--- START OF Task material ---

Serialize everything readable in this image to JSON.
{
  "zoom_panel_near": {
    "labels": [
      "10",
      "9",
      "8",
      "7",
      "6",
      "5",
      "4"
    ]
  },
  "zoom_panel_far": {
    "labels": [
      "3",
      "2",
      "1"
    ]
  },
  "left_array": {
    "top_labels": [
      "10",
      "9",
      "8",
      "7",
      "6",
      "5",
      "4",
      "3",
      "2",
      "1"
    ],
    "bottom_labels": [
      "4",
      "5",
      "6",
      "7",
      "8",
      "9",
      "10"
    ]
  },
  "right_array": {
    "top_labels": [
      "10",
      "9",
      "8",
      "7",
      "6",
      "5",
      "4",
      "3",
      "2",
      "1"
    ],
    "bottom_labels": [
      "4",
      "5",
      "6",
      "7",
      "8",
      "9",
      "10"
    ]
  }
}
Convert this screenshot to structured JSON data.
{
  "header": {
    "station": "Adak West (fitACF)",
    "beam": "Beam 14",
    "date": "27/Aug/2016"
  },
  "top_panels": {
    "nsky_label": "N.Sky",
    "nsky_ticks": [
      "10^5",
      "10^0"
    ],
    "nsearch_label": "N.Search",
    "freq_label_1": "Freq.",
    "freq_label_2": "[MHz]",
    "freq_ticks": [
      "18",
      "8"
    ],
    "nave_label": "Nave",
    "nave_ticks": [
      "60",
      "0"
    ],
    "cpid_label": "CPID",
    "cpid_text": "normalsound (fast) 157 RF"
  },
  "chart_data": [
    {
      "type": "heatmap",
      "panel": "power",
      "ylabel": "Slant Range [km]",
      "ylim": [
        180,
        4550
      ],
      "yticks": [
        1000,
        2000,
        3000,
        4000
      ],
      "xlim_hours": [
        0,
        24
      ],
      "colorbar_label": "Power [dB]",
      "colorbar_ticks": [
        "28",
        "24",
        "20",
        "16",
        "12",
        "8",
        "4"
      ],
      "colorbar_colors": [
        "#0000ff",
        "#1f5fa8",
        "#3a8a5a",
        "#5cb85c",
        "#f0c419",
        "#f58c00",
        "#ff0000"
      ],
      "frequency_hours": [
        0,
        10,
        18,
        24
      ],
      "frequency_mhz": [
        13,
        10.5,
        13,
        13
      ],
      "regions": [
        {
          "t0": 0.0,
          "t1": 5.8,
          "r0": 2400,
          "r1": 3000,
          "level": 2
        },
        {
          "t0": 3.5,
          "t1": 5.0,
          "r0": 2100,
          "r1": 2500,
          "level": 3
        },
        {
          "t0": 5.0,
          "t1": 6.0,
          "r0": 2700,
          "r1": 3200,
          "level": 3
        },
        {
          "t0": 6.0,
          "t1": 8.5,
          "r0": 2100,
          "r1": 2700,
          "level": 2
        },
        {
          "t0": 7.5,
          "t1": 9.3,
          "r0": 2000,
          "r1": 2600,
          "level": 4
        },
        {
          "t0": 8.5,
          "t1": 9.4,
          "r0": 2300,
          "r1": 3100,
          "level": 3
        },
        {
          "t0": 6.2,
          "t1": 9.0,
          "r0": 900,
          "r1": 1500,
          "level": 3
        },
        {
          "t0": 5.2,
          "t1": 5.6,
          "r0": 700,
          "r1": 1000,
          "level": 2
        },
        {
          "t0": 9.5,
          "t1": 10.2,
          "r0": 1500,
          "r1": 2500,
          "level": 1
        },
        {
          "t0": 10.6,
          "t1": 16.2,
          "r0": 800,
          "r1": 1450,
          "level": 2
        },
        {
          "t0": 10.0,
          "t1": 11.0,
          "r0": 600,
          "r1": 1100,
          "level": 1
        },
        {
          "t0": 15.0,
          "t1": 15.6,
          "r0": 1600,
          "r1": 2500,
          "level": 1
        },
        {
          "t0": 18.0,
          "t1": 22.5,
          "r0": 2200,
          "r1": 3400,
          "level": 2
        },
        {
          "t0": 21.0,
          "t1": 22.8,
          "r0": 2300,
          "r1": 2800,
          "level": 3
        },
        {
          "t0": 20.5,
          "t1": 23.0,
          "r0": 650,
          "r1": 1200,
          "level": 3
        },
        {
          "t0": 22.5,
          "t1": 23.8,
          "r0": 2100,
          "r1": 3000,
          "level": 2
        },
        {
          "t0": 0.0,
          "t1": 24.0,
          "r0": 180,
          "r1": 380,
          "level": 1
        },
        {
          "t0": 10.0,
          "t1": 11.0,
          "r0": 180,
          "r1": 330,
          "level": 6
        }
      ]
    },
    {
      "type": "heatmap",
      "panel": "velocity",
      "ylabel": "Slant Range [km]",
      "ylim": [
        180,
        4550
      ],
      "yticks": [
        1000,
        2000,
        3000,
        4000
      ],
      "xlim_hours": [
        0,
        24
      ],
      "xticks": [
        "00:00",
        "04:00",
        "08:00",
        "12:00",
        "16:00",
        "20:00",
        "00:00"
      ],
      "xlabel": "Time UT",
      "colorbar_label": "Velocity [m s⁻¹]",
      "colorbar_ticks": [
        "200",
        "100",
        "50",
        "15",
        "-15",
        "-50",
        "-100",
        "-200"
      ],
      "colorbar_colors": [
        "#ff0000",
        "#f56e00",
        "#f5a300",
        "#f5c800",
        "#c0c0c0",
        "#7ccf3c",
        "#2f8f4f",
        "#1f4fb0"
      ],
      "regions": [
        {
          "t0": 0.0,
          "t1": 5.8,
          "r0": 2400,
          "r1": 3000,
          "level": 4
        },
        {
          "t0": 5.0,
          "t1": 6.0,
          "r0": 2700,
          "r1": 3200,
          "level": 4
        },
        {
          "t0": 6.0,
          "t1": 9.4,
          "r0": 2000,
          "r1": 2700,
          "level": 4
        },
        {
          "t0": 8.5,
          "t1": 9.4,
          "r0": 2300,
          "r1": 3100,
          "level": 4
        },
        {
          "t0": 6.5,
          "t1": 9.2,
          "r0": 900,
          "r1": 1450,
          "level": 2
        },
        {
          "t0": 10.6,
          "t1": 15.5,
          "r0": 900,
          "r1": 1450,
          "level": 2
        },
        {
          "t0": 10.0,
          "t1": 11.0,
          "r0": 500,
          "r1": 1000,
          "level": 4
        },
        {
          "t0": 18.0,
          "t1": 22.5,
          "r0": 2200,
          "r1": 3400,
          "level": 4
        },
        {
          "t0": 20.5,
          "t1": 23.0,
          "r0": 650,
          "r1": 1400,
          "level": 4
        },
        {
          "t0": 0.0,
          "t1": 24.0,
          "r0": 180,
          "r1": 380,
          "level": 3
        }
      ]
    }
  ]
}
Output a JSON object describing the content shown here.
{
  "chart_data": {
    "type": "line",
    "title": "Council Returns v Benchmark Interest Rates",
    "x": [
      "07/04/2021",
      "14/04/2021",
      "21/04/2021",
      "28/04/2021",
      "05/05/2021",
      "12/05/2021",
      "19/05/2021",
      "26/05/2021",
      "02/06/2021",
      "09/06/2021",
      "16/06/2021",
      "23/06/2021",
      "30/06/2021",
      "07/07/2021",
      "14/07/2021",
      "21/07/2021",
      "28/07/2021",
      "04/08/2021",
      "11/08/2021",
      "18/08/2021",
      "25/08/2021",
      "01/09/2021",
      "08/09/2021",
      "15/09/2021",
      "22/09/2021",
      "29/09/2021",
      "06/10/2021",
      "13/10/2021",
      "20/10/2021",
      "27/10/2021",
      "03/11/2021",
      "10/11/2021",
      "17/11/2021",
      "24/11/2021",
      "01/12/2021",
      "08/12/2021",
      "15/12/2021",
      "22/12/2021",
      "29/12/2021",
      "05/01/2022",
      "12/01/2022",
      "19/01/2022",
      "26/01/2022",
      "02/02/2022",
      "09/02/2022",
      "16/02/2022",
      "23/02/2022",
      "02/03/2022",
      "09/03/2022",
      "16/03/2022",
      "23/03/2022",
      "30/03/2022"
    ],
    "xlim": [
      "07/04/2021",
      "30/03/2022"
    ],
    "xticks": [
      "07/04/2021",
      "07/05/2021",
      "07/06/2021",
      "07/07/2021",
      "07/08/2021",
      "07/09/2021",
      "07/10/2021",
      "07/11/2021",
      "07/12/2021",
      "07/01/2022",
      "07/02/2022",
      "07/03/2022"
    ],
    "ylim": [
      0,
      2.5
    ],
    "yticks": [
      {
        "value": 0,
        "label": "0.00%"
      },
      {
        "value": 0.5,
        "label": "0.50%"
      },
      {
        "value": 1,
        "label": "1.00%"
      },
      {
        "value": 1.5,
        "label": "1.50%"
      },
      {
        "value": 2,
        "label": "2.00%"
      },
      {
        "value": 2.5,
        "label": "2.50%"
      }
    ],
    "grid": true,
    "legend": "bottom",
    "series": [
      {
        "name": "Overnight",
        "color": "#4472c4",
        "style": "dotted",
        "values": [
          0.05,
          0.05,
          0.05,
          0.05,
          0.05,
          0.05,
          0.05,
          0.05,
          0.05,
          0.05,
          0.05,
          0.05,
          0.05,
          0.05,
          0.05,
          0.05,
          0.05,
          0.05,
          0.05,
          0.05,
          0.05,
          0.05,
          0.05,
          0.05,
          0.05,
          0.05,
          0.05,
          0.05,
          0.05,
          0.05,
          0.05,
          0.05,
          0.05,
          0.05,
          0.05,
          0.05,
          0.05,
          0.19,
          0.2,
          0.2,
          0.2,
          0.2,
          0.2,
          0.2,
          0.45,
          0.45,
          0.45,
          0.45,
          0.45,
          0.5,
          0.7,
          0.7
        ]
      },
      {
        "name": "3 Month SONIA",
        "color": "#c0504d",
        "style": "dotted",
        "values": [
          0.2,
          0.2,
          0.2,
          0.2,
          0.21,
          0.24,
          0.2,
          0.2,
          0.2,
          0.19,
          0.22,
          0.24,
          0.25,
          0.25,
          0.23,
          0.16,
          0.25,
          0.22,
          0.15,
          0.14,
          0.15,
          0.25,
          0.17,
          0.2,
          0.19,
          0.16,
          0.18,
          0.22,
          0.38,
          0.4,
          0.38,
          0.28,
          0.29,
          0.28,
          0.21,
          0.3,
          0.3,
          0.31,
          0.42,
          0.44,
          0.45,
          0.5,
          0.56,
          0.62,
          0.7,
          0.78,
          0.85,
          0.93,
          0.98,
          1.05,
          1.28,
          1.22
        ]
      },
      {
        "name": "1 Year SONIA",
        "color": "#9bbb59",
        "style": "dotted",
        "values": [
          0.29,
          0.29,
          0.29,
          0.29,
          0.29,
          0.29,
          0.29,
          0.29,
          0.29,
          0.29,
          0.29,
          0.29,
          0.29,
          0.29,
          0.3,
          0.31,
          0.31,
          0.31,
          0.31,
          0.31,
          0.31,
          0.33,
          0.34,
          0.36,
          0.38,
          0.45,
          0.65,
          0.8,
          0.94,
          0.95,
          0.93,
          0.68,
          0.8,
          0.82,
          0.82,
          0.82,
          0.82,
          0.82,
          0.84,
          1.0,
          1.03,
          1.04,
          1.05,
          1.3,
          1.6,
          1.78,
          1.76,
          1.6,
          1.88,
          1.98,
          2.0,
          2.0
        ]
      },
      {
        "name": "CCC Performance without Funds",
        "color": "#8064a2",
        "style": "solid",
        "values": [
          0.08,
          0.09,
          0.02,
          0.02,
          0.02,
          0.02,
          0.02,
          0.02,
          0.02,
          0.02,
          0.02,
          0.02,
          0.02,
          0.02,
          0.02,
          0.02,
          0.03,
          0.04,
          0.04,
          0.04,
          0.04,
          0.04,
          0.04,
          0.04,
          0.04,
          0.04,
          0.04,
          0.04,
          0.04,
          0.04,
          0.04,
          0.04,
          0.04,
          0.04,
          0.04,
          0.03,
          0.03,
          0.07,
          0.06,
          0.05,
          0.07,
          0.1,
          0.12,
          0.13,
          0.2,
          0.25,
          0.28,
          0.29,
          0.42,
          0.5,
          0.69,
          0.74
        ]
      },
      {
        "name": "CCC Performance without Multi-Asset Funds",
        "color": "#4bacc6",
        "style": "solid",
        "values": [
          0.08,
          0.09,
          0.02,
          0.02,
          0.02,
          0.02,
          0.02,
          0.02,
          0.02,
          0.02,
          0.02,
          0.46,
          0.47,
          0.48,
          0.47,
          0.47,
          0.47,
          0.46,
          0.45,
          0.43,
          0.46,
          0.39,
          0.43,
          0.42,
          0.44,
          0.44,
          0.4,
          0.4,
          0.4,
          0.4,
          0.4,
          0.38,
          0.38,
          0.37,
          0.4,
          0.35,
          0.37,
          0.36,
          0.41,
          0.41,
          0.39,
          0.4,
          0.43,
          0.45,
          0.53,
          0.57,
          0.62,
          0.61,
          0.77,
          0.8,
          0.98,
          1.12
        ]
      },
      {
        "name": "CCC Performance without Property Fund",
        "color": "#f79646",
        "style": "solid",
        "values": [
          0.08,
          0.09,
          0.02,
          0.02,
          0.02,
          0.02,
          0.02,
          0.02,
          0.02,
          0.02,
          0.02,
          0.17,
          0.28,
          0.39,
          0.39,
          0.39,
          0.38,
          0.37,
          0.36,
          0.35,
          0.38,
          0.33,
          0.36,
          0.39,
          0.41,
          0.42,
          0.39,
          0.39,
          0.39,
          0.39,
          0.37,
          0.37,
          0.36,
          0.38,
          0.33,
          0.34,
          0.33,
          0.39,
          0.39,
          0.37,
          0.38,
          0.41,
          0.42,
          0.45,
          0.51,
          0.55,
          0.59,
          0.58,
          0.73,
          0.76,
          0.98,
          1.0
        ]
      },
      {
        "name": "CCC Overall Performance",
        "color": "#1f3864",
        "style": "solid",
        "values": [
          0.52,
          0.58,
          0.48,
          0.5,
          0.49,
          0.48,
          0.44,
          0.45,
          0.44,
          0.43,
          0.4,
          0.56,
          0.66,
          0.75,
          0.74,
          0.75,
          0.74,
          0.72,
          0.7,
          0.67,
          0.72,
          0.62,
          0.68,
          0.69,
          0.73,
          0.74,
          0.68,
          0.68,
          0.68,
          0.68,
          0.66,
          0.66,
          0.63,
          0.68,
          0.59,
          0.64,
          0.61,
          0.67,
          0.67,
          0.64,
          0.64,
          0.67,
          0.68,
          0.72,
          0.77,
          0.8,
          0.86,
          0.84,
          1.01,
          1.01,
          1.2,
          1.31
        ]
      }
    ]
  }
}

--- END OF Task material ---

- [What is expected]
Pull out each line holding the string "Funds".

- [Response]
        "name": "CCC Performance without Funds",
        "name": "CCC Performance without Multi-Asset Funds",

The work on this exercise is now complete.